— Begin DATA ENTRIES —
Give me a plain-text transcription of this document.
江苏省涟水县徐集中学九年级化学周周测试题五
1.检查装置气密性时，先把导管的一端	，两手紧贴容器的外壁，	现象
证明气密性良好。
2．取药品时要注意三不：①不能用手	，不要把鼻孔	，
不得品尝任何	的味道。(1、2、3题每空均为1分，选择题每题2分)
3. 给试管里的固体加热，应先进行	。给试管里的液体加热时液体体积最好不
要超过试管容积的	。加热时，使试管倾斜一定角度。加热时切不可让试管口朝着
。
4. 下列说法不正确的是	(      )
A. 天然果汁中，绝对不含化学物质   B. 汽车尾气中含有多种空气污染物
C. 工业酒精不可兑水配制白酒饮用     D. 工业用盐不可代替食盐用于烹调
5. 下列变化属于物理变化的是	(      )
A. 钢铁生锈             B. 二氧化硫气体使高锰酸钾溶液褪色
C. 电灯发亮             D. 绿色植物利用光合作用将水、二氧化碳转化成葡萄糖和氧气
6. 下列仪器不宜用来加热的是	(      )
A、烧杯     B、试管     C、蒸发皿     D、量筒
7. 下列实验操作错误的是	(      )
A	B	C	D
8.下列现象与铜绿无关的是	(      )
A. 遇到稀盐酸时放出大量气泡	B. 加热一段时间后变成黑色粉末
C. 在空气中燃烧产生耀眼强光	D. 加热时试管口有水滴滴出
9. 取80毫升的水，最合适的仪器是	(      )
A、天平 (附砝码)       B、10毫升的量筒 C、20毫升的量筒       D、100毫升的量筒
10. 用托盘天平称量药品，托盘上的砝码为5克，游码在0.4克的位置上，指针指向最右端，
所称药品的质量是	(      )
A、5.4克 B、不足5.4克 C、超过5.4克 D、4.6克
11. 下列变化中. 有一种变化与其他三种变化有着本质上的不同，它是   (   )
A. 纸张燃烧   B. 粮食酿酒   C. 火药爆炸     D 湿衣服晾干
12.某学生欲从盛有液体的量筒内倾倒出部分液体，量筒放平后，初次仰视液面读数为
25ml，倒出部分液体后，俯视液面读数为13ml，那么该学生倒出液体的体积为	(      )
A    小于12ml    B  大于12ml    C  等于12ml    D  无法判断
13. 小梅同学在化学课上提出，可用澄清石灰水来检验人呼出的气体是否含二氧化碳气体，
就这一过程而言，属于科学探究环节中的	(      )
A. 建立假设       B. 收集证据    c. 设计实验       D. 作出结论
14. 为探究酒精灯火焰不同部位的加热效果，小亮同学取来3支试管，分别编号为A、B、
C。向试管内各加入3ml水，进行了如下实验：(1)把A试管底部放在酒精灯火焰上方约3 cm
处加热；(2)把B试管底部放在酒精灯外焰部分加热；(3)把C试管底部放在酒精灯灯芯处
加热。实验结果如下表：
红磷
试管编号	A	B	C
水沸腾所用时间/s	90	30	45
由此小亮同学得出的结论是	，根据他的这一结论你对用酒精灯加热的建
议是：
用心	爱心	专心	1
— End DATA ENTRIES —
TASK DESCRIPTION:
Provide all the records again, word for word.

EXERCISE ANSWER:
Give me a plain-text transcription of this document.
江苏省涟水县徐集中学九年级化学周周测试题五
1.检查装置气密性时，先把导管的一端	，两手紧贴容器的外壁，	现象
证明气密性良好。
2．取药品时要注意三不：①不能用手	，不要把鼻孔	，
不得品尝任何	的味道。(1、2、3题每空均为1分，选择题每题2分)
3. 给试管里的固体加热，应先进行	。给试管里的液体加热时液体体积最好不
要超过试管容积的	。加热时，使试管倾斜一定角度。加热时切不可让试管口朝着
。
4. 下列说法不正确的是	(      )
A. 天然果汁中，绝对不含化学物质   B. 汽车尾气中含有多种空气污染物
C. 工业酒精不可兑水配制白酒饮用     D. 工业用盐不可代替食盐用于烹调
5. 下列变化属于物理变化的是	(      )
A. 钢铁生锈             B. 二氧化硫气体使高锰酸钾溶液褪色
C. 电灯发亮             D. 绿色植物利用光合作用将水、二氧化碳转化成葡萄糖和氧气
6. 下列仪器不宜用来加热的是	(      )
A、烧杯     B、试管     C、蒸发皿     D、量筒
7. 下列实验操作错误的是	(      )
A	B	C	D
8.下列现象与铜绿无关的是	(      )
A. 遇到稀盐酸时放出大量气泡	B. 加热一段时间后变成黑色粉末
C. 在空气中燃烧产生耀眼强光	D. 加热时试管口有水滴滴出
9. 取80毫升的水，最合适的仪器是	(      )
A、天平 (附砝码)       B、10毫升的量筒 C、20毫升的量筒       D、100毫升的量筒
10. 用托盘天平称量药品，托盘上的砝码为5克，游码在0.4克的位置上，指针指向最右端，
所称药品的质量是	(      )
A、5.4克 B、不足5.4克 C、超过5.4克 D、4.6克
11. 下列变化中. 有一种变化与其他三种变化有着本质上的不同，它是   (   )
A. 纸张燃烧   B. 粮食酿酒   C. 火药爆炸     D 湿衣服晾干
12.某学生欲从盛有液体的量筒内倾倒出部分液体，量筒放平后，初次仰视液面读数为
25ml，倒出部分液体后，俯视液面读数为13ml，那么该学生倒出液体的体积为	(      )
A    小于12ml    B  大于12ml    C  等于12ml    D  无法判断
13. 小梅同学在化学课上提出，可用澄清石灰水来检验人呼出的气体是否含二氧化碳气体，
就这一过程而言，属于科学探究环节中的	(      )
A. 建立假设       B. 收集证据    c. 设计实验       D. 作出结论
14. 为探究酒精灯火焰不同部位的加热效果，小亮同学取来3支试管，分别编号为A、B、
C。向试管内各加入3ml水，进行了如下实验：(1)把A试管底部放在酒精灯火焰上方约3 cm
处加热；(2)把B试管底部放在酒精灯外焰部分加热；(3)把C试管底部放在酒精灯灯芯处
加热。实验结果如下表：
红磷
试管编号	A	B	C
水沸腾所用时间/s	90	30	45
由此小亮同学得出的结论是	，根据他的这一结论你对用酒精灯加热的建
议是：
用心	爱心	专心	1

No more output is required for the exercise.